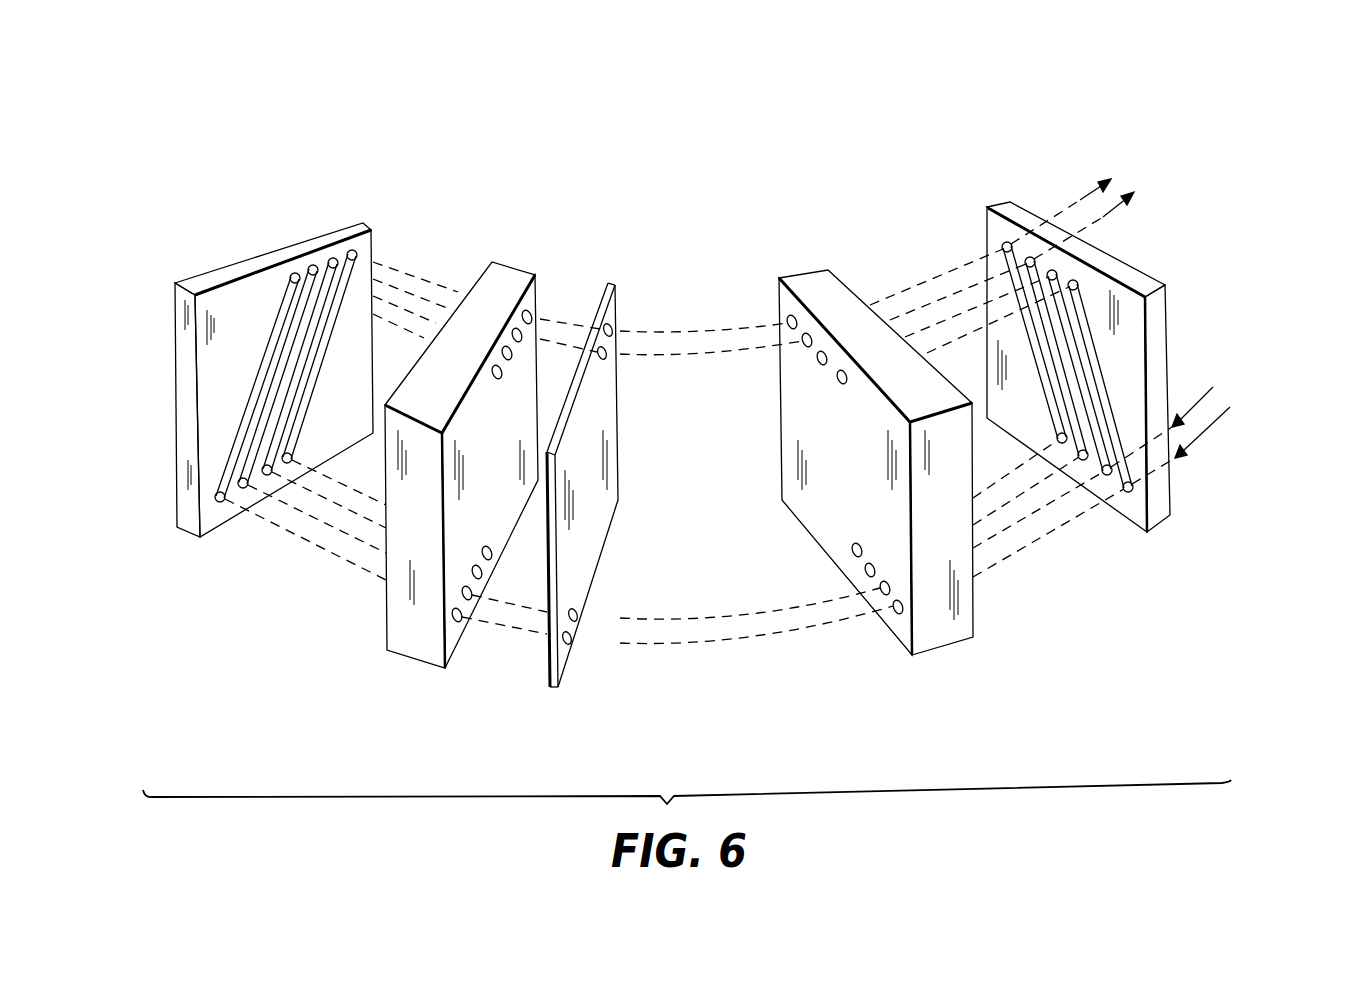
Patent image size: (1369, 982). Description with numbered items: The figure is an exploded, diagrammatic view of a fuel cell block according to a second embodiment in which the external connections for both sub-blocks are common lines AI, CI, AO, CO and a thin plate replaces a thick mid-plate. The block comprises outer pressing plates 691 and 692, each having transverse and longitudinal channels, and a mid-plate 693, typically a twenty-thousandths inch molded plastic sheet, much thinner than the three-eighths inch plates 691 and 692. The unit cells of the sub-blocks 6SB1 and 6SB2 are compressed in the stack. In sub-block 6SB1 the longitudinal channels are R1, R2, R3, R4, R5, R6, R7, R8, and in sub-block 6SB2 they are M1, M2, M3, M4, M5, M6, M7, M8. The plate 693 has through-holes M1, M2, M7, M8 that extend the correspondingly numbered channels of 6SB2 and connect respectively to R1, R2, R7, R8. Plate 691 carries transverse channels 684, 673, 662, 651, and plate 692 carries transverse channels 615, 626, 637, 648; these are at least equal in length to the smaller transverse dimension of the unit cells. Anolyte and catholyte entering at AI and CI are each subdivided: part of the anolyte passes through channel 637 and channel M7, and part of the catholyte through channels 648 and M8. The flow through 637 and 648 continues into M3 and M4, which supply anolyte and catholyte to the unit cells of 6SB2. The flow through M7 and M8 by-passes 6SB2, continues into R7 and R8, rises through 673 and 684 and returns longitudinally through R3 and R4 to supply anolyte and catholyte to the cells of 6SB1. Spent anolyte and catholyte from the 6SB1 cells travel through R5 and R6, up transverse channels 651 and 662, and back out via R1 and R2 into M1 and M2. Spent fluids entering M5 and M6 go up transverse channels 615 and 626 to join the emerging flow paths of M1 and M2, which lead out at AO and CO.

The outer pressing plate 691 is at (180, 335).
The outer pressing plate 692 is at (1165, 350).
The mid-plate 693 is at (550, 690).
The sub-block 6SB1 is at (396, 663).
The sub-block 6SB2 is at (893, 652).
The longitudinal channel R1 is at (351, 249).
The longitudinal channel R2 is at (331, 258).
The longitudinal channel R3 is at (311, 265).
The longitudinal channel R4 is at (293, 273).
The longitudinal channel R5 is at (290, 463).
The longitudinal channel R6 is at (266, 475).
The longitudinal channel R7 is at (241, 488).
The longitudinal channel R8 is at (218, 501).
The longitudinal channel M1 is at (788, 321).
The longitudinal channel M2 is at (802, 341).
The longitudinal channel M3 is at (818, 362).
The longitudinal channel M4 is at (839, 381).
The longitudinal channel M5 is at (853, 550).
The longitudinal channel M6 is at (866, 571).
The longitudinal channel M7 is at (881, 590).
The longitudinal channel M8 is at (894, 609).
The transverse channel 673 is at (272, 378).
The transverse channel 684 is at (262, 410).
The transverse channel 651 is at (326, 362).
The transverse channel 662 is at (300, 378).
The transverse channel 626 is at (1067, 372).
The transverse channel 637 is at (1086, 392).
The transverse channel 615 is at (1035, 365).
The transverse channel 648 is at (1117, 407).
The anolyte outlet line AO is at (1080, 200).
The catholyte outlet line CO is at (1103, 217).
The anolyte inlet line AI is at (1192, 412).
The catholyte inlet line CI is at (1208, 432).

..............................

Exercise directions:
Restate all of the material above word for word. Pictures do not belong in it.

Solution to the exercise:
Patent image size: (1369, 982). Description with numbered items: The figure is an exploded, diagrammatic view of a fuel cell block according to a second embodiment in which the external connections for both sub-blocks are common lines AI, CI, AO, CO and a thin plate replaces a thick mid-plate. The block comprises outer pressing plates 691 and 692, each having transverse and longitudinal channels, and a mid-plate 693, typically a twenty-thousandths inch molded plastic sheet, much thinner than the three-eighths inch plates 691 and 692. The unit cells of the sub-blocks 6SB1 and 6SB2 are compressed in the stack. In sub-block 6SB1 the longitudinal channels are R1, R2, R3, R4, R5, R6, R7, R8, and in sub-block 6SB2 they are M1, M2, M3, M4, M5, M6, M7, M8. The plate 693 has through-holes M1, M2, M7, M8 that extend the correspondingly numbered channels of 6SB2 and connect respectively to R1, R2, R7, R8. Plate 691 carries transverse channels 684, 673, 662, 651, and plate 692 carries transverse channels 615, 626, 637, 648; these are at least equal in length to the smaller transverse dimension of the unit cells. Anolyte and catholyte entering at AI and CI are each subdivided: part of the anolyte passes through channel 637 and channel M7, and part of the catholyte through channels 648 and M8. The flow through 637 and 648 continues into M3 and M4, which supply anolyte and catholyte to the unit cells of 6SB2. The flow through M7 and M8 by-passes 6SB2, continues into R7 and R8, rises through 673 and 684 and returns longitudinally through R3 and R4 to supply anolyte and catholyte to the cells of 6SB1. Spent anolyte and catholyte from the 6SB1 cells travel through R5 and R6, up transverse channels 651 and 662, and back out via R1 and R2 into M1 and M2. Spent fluids entering M5 and M6 go up transverse channels 615 and 626 to join the emerging flow paths of M1 and M2, which lead out at AO and CO.

The outer pressing plate 691 is at (180, 335).
The outer pressing plate 692 is at (1165, 350).
The mid-plate 693 is at (550, 690).
The sub-block 6SB1 is at (396, 663).
The sub-block 6SB2 is at (893, 652).
The longitudinal channel R1 is at (351, 249).
The longitudinal channel R2 is at (331, 258).
The longitudinal channel R3 is at (311, 265).
The longitudinal channel R4 is at (293, 273).
The longitudinal channel R5 is at (290, 463).
The longitudinal channel R6 is at (266, 475).
The longitudinal channel R7 is at (241, 488).
The longitudinal channel R8 is at (218, 501).
The longitudinal channel M1 is at (788, 321).
The longitudinal channel M2 is at (802, 341).
The longitudinal channel M3 is at (818, 362).
The longitudinal channel M4 is at (839, 381).
The longitudinal channel M5 is at (853, 550).
The longitudinal channel M6 is at (866, 571).
The longitudinal channel M7 is at (881, 590).
The longitudinal channel M8 is at (894, 609).
The transverse channel 673 is at (272, 378).
The transverse channel 684 is at (262, 410).
The transverse channel 651 is at (326, 362).
The transverse channel 662 is at (300, 378).
The transverse channel 626 is at (1067, 372).
The transverse channel 637 is at (1086, 392).
The transverse channel 615 is at (1035, 365).
The transverse channel 648 is at (1117, 407).
The anolyte outlet line AO is at (1080, 200).
The catholyte outlet line CO is at (1103, 217).
The anolyte inlet line AI is at (1192, 412).
The catholyte inlet line CI is at (1208, 432).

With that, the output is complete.